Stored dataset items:
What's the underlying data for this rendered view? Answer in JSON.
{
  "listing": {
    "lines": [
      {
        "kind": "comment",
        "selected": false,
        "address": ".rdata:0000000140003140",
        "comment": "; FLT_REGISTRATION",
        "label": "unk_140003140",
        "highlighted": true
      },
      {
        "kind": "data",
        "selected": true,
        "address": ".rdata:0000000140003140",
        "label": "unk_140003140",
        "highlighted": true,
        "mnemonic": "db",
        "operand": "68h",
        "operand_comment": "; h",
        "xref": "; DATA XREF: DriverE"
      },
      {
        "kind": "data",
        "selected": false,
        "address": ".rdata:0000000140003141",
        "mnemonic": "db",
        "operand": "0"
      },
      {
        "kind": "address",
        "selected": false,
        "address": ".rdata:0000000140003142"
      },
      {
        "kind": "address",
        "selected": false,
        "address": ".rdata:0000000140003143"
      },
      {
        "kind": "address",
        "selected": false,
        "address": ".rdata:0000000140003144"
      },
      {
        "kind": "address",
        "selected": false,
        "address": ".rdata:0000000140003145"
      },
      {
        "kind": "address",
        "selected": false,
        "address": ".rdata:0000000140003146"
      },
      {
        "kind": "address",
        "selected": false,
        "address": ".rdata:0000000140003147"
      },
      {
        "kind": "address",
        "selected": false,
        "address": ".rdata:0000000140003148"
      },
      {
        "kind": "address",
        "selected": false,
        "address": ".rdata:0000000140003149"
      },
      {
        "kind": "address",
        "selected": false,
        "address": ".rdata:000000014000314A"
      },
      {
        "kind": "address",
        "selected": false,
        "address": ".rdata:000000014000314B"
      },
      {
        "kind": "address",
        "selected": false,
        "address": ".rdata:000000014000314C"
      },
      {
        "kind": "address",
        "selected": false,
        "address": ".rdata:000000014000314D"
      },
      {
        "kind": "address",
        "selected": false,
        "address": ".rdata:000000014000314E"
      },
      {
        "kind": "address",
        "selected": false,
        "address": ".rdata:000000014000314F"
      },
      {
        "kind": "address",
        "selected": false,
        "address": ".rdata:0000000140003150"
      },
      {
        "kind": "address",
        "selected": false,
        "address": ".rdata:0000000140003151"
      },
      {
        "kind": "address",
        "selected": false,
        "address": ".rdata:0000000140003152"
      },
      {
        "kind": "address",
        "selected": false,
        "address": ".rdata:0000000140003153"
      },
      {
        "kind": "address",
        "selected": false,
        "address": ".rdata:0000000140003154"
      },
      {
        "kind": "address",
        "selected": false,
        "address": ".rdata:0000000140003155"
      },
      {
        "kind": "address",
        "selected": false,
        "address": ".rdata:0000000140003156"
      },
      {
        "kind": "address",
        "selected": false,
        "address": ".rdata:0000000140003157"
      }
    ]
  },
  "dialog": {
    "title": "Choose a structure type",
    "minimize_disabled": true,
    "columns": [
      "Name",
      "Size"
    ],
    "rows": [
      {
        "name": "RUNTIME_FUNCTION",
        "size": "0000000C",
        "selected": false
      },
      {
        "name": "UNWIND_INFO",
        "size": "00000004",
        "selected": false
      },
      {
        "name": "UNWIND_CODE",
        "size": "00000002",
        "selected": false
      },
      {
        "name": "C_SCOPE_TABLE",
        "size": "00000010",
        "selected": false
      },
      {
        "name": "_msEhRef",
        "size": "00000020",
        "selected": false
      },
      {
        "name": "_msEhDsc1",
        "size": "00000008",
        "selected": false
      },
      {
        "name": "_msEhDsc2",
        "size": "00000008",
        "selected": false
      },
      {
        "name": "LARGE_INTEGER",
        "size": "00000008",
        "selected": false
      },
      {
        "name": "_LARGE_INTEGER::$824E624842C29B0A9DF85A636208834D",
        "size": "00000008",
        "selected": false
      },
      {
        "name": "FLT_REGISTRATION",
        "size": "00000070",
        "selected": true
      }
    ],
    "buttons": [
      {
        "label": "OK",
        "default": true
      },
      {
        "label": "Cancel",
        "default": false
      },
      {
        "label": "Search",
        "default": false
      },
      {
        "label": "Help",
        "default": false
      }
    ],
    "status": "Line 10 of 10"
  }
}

[WHAT IS BEING ASKED] Output all of the material exactly as written.

[SOLUTION FOR THIS EXERCISE]
What's the underlying data for this rendered view? Answer in JSON.
{
  "listing": {
    "lines": [
      {
        "kind": "comment",
        "selected": false,
        "address": ".rdata:0000000140003140",
        "comment": "; FLT_REGISTRATION",
        "label": "unk_140003140",
        "highlighted": true
      },
      {
        "kind": "data",
        "selected": true,
        "address": ".rdata:0000000140003140",
        "label": "unk_140003140",
        "highlighted": true,
        "mnemonic": "db",
        "operand": "68h",
        "operand_comment": "; h",
        "xref": "; DATA XREF: DriverE"
      },
      {
        "kind": "data",
        "selected": false,
        "address": ".rdata:0000000140003141",
        "mnemonic": "db",
        "operand": "0"
      },
      {
        "kind": "address",
        "selected": false,
        "address": ".rdata:0000000140003142"
      },
      {
        "kind": "address",
        "selected": false,
        "address": ".rdata:0000000140003143"
      },
      {
        "kind": "address",
        "selected": false,
        "address": ".rdata:0000000140003144"
      },
      {
        "kind": "address",
        "selected": false,
        "address": ".rdata:0000000140003145"
      },
      {
        "kind": "address",
        "selected": false,
        "address": ".rdata:0000000140003146"
      },
      {
        "kind": "address",
        "selected": false,
        "address": ".rdata:0000000140003147"
      },
      {
        "kind": "address",
        "selected": false,
        "address": ".rdata:0000000140003148"
      },
      {
        "kind": "address",
        "selected": false,
        "address": ".rdata:0000000140003149"
      },
      {
        "kind": "address",
        "selected": false,
        "address": ".rdata:000000014000314A"
      },
      {
        "kind": "address",
        "selected": false,
        "address": ".rdata:000000014000314B"
      },
      {
        "kind": "address",
        "selected": false,
        "address": ".rdata:000000014000314C"
      },
      {
        "kind": "address",
        "selected": false,
        "address": ".rdata:000000014000314D"
      },
      {
        "kind": "address",
        "selected": false,
        "address": ".rdata:000000014000314E"
      },
      {
        "kind": "address",
        "selected": false,
        "address": ".rdata:000000014000314F"
      },
      {
        "kind": "address",
        "selected": false,
        "address": ".rdata:0000000140003150"
      },
      {
        "kind": "address",
        "selected": false,
        "address": ".rdata:0000000140003151"
      },
      {
        "kind": "address",
        "selected": false,
        "address": ".rdata:0000000140003152"
      },
      {
        "kind": "address",
        "selected": false,
        "address": ".rdata:0000000140003153"
      },
      {
        "kind": "address",
        "selected": false,
        "address": ".rdata:0000000140003154"
      },
      {
        "kind": "address",
        "selected": false,
        "address": ".rdata:0000000140003155"
      },
      {
        "kind": "address",
        "selected": false,
        "address": ".rdata:0000000140003156"
      },
      {
        "kind": "address",
        "selected": false,
        "address": ".rdata:0000000140003157"
      }
    ]
  },
  "dialog": {
    "title": "Choose a structure type",
    "minimize_disabled": true,
    "columns": [
      "Name",
      "Size"
    ],
    "rows": [
      {
        "name": "RUNTIME_FUNCTION",
        "size": "0000000C",
        "selected": false
      },
      {
        "name": "UNWIND_INFO",
        "size": "00000004",
        "selected": false
      },
      {
        "name": "UNWIND_CODE",
        "size": "00000002",
        "selected": false
      },
      {
        "name": "C_SCOPE_TABLE",
        "size": "00000010",
        "selected": false
      },
      {
        "name": "_msEhRef",
        "size": "00000020",
        "selected": false
      },
      {
        "name": "_msEhDsc1",
        "size": "00000008",
        "selected": false
      },
      {
        "name": "_msEhDsc2",
        "size": "00000008",
        "selected": false
      },
      {
        "name": "LARGE_INTEGER",
        "size": "00000008",
        "selected": false
      },
      {
        "name": "_LARGE_INTEGER::$824E624842C29B0A9DF85A636208834D",
        "size": "00000008",
        "selected": false
      },
      {
        "name": "FLT_REGISTRATION",
        "size": "00000070",
        "selected": true
      }
    ],
    "buttons": [
      {
        "label": "OK",
        "default": true
      },
      {
        "label": "Cancel",
        "default": false
      },
      {
        "label": "Search",
        "default": false
      },
      {
        "label": "Help",
        "default": false
      }
    ],
    "status": "Line 10 of 10"
  }
}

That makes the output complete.